-- START Supplied material --
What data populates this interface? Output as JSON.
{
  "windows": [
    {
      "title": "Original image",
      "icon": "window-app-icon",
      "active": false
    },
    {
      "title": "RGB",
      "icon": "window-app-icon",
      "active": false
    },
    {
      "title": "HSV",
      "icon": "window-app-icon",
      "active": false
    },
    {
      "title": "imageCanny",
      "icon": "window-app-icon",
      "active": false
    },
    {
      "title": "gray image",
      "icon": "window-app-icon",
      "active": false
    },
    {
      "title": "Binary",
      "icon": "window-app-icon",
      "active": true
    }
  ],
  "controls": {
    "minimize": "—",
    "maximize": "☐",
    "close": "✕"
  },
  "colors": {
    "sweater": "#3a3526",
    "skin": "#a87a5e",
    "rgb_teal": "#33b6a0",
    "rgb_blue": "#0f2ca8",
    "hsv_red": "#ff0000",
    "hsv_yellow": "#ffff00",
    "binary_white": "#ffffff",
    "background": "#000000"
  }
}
-- END Supplied material --
▶ [Exercise prompt]: Return from the data every line that holds "title".

▶ [Task output]:
      "title": "Original image",
      "title": "RGB",
      "title": "HSV",
      "title": "imageCanny",
      "title": "gray image",
      "title": "Binary",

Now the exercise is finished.